Extracted data entries
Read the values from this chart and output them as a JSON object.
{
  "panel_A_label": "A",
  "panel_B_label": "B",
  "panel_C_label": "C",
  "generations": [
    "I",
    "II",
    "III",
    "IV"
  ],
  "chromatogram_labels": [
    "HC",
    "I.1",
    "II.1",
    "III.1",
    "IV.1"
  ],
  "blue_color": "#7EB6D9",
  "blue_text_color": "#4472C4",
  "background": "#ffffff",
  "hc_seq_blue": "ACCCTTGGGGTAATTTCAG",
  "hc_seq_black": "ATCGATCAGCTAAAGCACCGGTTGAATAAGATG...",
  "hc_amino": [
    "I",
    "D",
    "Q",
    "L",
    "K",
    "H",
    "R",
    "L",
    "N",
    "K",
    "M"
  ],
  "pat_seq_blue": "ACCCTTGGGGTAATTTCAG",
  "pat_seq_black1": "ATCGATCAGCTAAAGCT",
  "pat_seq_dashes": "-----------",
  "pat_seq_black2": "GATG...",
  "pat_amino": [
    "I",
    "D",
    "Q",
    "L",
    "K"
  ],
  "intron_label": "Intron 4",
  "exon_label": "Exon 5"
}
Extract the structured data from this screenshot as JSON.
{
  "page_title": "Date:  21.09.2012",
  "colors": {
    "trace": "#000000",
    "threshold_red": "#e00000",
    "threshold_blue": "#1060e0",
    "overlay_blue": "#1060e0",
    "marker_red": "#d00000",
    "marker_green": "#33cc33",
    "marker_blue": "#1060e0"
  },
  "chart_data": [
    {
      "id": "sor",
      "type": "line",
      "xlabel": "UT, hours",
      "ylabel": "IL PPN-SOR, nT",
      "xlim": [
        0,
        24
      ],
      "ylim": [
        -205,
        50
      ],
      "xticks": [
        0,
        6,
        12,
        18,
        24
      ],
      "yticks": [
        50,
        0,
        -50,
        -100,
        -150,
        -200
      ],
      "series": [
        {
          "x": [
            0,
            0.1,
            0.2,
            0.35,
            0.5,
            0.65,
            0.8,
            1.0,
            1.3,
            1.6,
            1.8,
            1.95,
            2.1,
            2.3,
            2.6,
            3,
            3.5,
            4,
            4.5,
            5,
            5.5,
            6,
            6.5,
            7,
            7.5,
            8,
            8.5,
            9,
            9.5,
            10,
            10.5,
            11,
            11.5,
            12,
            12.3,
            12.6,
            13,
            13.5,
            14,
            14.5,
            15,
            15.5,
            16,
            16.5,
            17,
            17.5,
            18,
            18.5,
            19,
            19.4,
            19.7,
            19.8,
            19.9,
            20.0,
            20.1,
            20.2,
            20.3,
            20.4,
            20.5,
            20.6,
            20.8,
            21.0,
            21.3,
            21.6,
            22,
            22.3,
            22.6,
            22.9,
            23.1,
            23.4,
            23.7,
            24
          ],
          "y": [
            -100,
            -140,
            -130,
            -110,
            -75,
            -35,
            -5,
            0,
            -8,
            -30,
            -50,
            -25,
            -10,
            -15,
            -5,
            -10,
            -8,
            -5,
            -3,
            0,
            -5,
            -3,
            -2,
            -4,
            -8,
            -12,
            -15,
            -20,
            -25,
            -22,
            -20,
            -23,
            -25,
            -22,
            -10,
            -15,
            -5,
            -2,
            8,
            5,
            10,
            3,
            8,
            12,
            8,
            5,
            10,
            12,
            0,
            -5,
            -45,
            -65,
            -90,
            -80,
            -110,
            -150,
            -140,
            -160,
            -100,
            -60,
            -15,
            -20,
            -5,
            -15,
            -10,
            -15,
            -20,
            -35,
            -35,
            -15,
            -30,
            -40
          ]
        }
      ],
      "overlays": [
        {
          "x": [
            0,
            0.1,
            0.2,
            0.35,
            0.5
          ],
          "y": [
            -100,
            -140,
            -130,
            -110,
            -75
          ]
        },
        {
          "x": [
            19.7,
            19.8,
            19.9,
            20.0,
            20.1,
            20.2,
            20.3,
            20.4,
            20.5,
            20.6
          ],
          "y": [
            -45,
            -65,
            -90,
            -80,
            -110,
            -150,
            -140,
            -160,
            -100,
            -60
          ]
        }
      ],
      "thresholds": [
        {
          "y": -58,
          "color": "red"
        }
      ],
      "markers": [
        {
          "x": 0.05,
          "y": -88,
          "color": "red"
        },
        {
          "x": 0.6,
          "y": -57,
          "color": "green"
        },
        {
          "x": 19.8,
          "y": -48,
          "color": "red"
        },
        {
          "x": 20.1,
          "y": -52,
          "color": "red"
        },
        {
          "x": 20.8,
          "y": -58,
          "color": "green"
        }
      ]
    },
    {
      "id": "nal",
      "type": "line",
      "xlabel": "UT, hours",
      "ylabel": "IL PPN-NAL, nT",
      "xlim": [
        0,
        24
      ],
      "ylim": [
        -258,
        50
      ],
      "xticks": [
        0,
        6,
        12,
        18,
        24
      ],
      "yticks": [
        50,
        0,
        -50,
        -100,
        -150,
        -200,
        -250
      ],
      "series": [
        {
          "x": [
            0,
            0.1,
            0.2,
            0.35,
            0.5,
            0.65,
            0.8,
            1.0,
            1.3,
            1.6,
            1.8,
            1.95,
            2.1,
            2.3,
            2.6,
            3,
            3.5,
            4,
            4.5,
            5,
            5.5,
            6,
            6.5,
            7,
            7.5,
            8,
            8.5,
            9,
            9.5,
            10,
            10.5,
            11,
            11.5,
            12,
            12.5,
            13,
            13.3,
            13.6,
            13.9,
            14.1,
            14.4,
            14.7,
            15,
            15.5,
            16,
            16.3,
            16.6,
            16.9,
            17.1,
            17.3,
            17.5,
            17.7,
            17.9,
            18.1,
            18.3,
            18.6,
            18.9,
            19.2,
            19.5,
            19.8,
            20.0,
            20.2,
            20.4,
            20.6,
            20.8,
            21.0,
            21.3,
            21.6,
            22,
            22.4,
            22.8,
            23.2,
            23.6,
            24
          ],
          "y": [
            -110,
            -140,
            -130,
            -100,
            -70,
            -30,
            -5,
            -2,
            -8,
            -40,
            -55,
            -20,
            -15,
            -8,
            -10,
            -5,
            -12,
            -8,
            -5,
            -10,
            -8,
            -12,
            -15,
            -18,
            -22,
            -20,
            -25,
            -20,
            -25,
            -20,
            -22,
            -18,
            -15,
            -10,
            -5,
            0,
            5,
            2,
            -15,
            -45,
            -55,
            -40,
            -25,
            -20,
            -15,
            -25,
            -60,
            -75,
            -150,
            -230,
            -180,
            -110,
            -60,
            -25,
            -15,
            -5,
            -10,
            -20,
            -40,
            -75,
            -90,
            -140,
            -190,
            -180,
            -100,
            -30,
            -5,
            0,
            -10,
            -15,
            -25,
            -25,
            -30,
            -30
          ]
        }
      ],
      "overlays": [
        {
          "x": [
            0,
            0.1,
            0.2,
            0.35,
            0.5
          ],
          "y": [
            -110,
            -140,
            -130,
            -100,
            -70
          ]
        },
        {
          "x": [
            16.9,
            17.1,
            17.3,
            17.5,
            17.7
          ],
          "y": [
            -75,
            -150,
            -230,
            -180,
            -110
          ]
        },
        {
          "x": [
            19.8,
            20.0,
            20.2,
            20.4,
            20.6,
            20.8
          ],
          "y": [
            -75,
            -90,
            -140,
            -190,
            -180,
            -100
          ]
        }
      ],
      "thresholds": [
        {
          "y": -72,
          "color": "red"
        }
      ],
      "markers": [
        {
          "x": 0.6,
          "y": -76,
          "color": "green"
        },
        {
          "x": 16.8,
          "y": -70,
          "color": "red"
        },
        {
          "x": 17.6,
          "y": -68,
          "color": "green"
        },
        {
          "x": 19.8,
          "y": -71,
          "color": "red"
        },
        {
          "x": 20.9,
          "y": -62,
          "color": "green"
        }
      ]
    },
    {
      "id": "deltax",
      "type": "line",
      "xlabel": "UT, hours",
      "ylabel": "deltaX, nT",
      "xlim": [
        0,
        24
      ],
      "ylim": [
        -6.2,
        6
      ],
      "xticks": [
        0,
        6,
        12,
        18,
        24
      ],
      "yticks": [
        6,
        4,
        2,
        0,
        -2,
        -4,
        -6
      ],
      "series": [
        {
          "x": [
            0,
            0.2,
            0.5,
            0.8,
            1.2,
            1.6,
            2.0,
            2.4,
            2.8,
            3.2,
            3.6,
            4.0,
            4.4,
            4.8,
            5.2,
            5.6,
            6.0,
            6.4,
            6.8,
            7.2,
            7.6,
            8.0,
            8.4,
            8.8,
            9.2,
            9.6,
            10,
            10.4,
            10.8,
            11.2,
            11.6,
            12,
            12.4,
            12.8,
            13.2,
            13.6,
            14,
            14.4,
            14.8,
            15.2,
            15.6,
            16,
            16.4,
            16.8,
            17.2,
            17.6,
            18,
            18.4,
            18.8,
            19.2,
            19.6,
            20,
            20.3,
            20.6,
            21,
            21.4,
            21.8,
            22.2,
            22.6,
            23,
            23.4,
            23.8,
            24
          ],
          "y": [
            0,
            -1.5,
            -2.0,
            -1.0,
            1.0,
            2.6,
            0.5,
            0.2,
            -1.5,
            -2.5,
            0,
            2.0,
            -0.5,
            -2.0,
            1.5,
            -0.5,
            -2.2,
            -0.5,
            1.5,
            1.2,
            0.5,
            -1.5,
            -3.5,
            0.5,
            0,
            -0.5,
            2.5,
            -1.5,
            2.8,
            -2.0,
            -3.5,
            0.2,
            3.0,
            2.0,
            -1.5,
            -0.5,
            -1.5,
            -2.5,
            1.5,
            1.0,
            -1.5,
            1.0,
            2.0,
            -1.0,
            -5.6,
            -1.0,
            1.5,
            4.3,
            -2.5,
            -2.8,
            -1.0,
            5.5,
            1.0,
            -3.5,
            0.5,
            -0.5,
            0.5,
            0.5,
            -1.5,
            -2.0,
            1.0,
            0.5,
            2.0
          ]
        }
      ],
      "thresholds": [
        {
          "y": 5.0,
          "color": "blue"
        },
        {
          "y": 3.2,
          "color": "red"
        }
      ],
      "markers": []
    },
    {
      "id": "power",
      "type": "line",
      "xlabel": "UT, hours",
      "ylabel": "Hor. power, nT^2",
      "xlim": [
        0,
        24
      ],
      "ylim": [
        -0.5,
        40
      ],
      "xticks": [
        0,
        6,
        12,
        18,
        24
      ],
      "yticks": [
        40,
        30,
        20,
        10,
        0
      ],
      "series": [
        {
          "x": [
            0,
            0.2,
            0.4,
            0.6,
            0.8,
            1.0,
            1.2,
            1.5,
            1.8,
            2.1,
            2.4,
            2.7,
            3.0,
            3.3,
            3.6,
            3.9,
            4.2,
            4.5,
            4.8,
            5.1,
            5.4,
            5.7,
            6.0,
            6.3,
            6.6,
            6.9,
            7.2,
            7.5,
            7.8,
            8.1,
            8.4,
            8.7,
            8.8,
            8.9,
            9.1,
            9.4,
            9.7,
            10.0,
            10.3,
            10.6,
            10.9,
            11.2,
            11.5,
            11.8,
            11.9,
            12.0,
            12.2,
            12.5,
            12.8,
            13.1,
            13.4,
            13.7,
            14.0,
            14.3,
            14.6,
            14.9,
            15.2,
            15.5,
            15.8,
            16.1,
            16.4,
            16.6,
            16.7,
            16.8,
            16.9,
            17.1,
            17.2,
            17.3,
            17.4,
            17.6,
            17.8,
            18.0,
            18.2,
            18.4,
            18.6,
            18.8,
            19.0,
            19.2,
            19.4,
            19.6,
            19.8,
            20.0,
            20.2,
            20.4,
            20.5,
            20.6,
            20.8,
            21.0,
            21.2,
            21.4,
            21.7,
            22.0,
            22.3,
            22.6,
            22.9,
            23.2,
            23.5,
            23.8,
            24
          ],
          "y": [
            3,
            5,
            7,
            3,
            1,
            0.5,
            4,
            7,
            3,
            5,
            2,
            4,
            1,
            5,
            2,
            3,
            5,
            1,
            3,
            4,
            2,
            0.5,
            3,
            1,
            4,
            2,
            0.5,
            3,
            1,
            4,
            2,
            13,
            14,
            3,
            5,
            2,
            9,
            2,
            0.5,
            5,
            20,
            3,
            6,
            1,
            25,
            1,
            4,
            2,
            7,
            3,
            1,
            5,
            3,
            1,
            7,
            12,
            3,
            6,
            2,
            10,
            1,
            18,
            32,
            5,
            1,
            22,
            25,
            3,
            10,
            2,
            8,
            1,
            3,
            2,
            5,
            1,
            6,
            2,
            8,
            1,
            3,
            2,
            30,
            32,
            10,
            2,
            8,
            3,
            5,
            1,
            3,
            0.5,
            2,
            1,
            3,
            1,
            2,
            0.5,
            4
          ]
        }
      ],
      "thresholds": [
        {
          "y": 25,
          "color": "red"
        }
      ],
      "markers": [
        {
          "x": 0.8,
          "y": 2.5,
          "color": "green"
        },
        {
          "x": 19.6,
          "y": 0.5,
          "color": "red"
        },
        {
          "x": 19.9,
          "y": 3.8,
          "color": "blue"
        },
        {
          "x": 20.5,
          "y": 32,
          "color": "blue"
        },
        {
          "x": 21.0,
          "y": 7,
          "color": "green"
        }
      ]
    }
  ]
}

What needs to be done: Write out every line of the entries that holds the word "this".

Complete answer:
Read the values from this chart and output them as a JSON object.
Extract the structured data from this screenshot as JSON.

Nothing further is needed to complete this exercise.